WHAT YOU ARE ASKED TO DO: Could you copy every line from the material below in which "oaths" appears?

EXTRACTED ENTRIES:
========
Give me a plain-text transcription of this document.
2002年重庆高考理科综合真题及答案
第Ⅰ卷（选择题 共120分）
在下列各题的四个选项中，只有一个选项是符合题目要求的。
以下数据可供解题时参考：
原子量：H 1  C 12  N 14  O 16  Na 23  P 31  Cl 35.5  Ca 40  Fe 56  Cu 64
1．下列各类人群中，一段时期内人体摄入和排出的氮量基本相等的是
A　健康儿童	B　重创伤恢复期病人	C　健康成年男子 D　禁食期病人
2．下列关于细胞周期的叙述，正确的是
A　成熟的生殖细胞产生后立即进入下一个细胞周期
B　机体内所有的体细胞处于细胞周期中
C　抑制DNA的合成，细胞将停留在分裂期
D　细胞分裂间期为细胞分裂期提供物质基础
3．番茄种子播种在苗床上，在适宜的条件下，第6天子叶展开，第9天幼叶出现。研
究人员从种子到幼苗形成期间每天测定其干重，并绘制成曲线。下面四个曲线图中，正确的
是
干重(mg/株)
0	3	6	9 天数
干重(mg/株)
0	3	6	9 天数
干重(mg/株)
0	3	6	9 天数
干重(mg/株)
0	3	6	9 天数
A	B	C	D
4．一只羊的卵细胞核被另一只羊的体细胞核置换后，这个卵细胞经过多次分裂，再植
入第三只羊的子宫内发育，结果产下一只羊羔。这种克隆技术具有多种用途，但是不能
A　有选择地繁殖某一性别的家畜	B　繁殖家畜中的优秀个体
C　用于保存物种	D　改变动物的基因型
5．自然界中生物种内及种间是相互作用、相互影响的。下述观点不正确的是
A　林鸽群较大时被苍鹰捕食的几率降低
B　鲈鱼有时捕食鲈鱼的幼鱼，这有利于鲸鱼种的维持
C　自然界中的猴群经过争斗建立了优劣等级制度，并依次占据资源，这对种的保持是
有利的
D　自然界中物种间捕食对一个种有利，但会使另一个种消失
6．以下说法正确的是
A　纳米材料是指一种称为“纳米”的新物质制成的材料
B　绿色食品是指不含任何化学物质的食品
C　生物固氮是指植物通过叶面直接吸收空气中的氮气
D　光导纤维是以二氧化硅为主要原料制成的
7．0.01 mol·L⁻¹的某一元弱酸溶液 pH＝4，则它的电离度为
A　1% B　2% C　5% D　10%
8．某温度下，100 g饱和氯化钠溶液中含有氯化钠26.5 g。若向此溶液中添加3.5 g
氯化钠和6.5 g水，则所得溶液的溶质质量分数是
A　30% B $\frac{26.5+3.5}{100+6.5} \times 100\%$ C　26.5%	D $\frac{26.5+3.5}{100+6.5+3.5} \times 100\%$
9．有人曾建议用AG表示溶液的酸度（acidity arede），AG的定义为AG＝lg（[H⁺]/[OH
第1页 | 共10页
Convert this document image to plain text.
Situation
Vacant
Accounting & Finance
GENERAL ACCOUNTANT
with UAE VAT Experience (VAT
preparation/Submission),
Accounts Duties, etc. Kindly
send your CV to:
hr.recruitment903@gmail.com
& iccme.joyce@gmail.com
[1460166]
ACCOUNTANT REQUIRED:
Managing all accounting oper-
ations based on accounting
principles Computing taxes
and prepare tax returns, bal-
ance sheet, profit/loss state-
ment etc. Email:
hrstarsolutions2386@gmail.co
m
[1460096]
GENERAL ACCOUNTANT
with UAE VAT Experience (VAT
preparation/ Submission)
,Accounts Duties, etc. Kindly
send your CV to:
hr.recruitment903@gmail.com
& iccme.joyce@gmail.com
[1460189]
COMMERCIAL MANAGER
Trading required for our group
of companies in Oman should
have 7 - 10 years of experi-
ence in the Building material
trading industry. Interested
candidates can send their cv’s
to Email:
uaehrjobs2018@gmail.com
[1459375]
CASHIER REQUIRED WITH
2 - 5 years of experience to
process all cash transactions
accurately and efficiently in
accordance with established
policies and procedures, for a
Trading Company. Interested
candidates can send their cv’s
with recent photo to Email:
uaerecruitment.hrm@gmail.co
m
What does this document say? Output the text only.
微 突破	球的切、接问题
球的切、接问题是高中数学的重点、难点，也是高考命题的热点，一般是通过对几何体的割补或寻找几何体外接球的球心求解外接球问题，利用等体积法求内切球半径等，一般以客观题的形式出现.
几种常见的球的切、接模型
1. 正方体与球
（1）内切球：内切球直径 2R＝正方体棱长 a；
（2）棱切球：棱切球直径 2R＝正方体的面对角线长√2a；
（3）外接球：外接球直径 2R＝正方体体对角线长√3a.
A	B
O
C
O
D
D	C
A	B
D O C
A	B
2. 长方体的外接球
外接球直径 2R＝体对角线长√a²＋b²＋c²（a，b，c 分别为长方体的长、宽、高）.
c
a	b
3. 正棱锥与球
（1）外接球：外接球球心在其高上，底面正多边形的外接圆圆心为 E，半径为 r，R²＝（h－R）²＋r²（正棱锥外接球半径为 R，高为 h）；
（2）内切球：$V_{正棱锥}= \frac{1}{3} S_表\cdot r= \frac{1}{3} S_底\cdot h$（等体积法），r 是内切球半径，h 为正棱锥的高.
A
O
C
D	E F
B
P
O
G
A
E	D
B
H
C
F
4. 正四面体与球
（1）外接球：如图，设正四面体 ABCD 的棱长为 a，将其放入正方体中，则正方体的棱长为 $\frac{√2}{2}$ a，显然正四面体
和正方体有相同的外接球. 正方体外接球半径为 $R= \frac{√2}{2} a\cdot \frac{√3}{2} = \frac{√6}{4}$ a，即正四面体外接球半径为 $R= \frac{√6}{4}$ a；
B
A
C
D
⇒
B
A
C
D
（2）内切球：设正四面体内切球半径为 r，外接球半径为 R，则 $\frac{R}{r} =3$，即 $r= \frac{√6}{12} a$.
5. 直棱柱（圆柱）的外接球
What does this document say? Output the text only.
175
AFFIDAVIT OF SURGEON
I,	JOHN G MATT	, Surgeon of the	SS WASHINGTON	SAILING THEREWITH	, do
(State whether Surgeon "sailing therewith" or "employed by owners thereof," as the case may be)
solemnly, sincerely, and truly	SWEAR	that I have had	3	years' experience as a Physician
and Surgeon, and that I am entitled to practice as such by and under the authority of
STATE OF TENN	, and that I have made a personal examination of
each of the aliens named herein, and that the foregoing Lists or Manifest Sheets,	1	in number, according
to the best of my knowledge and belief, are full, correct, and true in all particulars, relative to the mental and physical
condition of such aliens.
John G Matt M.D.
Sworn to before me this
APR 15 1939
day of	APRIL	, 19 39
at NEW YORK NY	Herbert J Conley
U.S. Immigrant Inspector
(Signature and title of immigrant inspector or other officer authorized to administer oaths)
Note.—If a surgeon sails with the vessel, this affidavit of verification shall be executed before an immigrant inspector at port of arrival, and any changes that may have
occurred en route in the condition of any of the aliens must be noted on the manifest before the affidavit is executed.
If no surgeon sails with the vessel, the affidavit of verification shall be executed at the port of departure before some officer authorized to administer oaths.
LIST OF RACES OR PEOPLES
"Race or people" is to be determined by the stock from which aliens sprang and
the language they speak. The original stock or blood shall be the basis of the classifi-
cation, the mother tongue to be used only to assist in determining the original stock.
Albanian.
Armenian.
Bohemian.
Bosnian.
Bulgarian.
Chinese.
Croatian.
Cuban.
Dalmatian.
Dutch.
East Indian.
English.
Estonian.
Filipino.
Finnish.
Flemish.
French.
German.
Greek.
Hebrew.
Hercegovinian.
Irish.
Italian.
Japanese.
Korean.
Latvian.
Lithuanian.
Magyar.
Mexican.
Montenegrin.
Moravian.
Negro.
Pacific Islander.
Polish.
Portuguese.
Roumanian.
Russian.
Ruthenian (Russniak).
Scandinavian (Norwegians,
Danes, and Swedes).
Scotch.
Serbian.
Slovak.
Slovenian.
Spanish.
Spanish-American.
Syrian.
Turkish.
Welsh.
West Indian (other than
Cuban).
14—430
========
COMPLETED EXERCISE:
(Signature and title of immigrant inspector or other officer authorized to administer oaths)
If no surgeon sails with the vessel, the affidavit of verification shall be executed at the port of departure before some officer authorized to administer oaths.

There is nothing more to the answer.